### SUPPLIED RECORDS
────────

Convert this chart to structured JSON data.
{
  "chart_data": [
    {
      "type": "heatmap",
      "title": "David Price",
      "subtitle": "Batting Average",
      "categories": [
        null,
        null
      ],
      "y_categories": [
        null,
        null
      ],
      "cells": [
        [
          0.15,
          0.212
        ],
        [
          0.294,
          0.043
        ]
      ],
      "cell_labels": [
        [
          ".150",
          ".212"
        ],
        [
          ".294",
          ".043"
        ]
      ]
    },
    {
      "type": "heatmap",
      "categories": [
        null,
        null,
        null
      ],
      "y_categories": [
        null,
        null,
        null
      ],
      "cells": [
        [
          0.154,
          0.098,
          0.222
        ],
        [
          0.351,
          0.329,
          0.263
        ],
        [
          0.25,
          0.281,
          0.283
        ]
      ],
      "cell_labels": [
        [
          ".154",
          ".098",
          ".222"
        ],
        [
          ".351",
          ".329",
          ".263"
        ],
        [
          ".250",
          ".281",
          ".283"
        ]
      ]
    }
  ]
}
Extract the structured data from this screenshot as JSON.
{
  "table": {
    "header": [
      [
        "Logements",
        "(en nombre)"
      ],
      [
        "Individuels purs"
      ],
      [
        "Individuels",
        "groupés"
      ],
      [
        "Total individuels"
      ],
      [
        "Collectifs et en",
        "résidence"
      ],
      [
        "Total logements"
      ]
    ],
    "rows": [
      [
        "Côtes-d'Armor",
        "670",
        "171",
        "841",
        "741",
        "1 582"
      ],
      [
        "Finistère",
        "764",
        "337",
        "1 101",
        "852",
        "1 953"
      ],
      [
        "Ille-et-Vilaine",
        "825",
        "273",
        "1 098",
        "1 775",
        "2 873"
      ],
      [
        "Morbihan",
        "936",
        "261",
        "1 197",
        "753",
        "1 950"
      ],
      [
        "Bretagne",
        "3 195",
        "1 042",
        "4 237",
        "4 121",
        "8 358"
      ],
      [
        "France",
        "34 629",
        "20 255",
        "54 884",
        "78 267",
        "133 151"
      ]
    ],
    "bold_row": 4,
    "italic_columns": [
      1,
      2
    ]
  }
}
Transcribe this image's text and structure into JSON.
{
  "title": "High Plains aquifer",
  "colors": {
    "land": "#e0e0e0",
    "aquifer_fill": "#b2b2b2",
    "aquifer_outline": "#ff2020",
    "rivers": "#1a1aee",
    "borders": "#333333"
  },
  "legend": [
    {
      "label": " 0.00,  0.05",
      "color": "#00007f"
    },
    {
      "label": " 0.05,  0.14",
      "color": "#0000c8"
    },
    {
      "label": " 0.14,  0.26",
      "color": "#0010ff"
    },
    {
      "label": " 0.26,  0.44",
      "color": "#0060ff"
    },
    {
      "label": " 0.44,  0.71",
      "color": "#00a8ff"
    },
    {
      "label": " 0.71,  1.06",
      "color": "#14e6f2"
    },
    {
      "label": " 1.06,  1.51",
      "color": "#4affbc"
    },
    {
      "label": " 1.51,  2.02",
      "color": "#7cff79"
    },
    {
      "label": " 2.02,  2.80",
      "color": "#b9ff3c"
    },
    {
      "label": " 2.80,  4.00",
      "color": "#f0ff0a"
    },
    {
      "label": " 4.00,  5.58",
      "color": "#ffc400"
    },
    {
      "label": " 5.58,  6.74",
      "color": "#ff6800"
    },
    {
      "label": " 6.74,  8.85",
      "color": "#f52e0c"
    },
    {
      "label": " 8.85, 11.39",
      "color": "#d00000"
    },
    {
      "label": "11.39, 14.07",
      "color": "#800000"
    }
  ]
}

────────

### WHAT THE TASK REQUIRES
Give the data again, exactly as it stands.

### COMPLETE RESPONSE
Convert this chart to structured JSON data.
{
  "chart_data": [
    {
      "type": "heatmap",
      "title": "David Price",
      "subtitle": "Batting Average",
      "categories": [
        null,
        null
      ],
      "y_categories": [
        null,
        null
      ],
      "cells": [
        [
          0.15,
          0.212
        ],
        [
          0.294,
          0.043
        ]
      ],
      "cell_labels": [
        [
          ".150",
          ".212"
        ],
        [
          ".294",
          ".043"
        ]
      ]
    },
    {
      "type": "heatmap",
      "categories": [
        null,
        null,
        null
      ],
      "y_categories": [
        null,
        null,
        null
      ],
      "cells": [
        [
          0.154,
          0.098,
          0.222
        ],
        [
          0.351,
          0.329,
          0.263
        ],
        [
          0.25,
          0.281,
          0.283
        ]
      ],
      "cell_labels": [
        [
          ".154",
          ".098",
          ".222"
        ],
        [
          ".351",
          ".329",
          ".263"
        ],
        [
          ".250",
          ".281",
          ".283"
        ]
      ]
    }
  ]
}
Extract the structured data from this screenshot as JSON.
{
  "table": {
    "header": [
      [
        "Logements",
        "(en nombre)"
      ],
      [
        "Individuels purs"
      ],
      [
        "Individuels",
        "groupés"
      ],
      [
        "Total individuels"
      ],
      [
        "Collectifs et en",
        "résidence"
      ],
      [
        "Total logements"
      ]
    ],
    "rows": [
      [
        "Côtes-d'Armor",
        "670",
        "171",
        "841",
        "741",
        "1 582"
      ],
      [
        "Finistère",
        "764",
        "337",
        "1 101",
        "852",
        "1 953"
      ],
      [
        "Ille-et-Vilaine",
        "825",
        "273",
        "1 098",
        "1 775",
        "2 873"
      ],
      [
        "Morbihan",
        "936",
        "261",
        "1 197",
        "753",
        "1 950"
      ],
      [
        "Bretagne",
        "3 195",
        "1 042",
        "4 237",
        "4 121",
        "8 358"
      ],
      [
        "France",
        "34 629",
        "20 255",
        "54 884",
        "78 267",
        "133 151"
      ]
    ],
    "bold_row": 4,
    "italic_columns": [
      1,
      2
    ]
  }
}
Transcribe this image's text and structure into JSON.
{
  "title": "High Plains aquifer",
  "colors": {
    "land": "#e0e0e0",
    "aquifer_fill": "#b2b2b2",
    "aquifer_outline": "#ff2020",
    "rivers": "#1a1aee",
    "borders": "#333333"
  },
  "legend": [
    {
      "label": " 0.00,  0.05",
      "color": "#00007f"
    },
    {
      "label": " 0.05,  0.14",
      "color": "#0000c8"
    },
    {
      "label": " 0.14,  0.26",
      "color": "#0010ff"
    },
    {
      "label": " 0.26,  0.44",
      "color": "#0060ff"
    },
    {
      "label": " 0.44,  0.71",
      "color": "#00a8ff"
    },
    {
      "label": " 0.71,  1.06",
      "color": "#14e6f2"
    },
    {
      "label": " 1.06,  1.51",
      "color": "#4affbc"
    },
    {
      "label": " 1.51,  2.02",
      "color": "#7cff79"
    },
    {
      "label": " 2.02,  2.80",
      "color": "#b9ff3c"
    },
    {
      "label": " 2.80,  4.00",
      "color": "#f0ff0a"
    },
    {
      "label": " 4.00,  5.58",
      "color": "#ffc400"
    },
    {
      "label": " 5.58,  6.74",
      "color": "#ff6800"
    },
    {
      "label": " 6.74,  8.85",
      "color": "#f52e0c"
    },
    {
      "label": " 8.85, 11.39",
      "color": "#d00000"
    },
    {
      "label": "11.39, 14.07",
      "color": "#800000"
    }
  ]
}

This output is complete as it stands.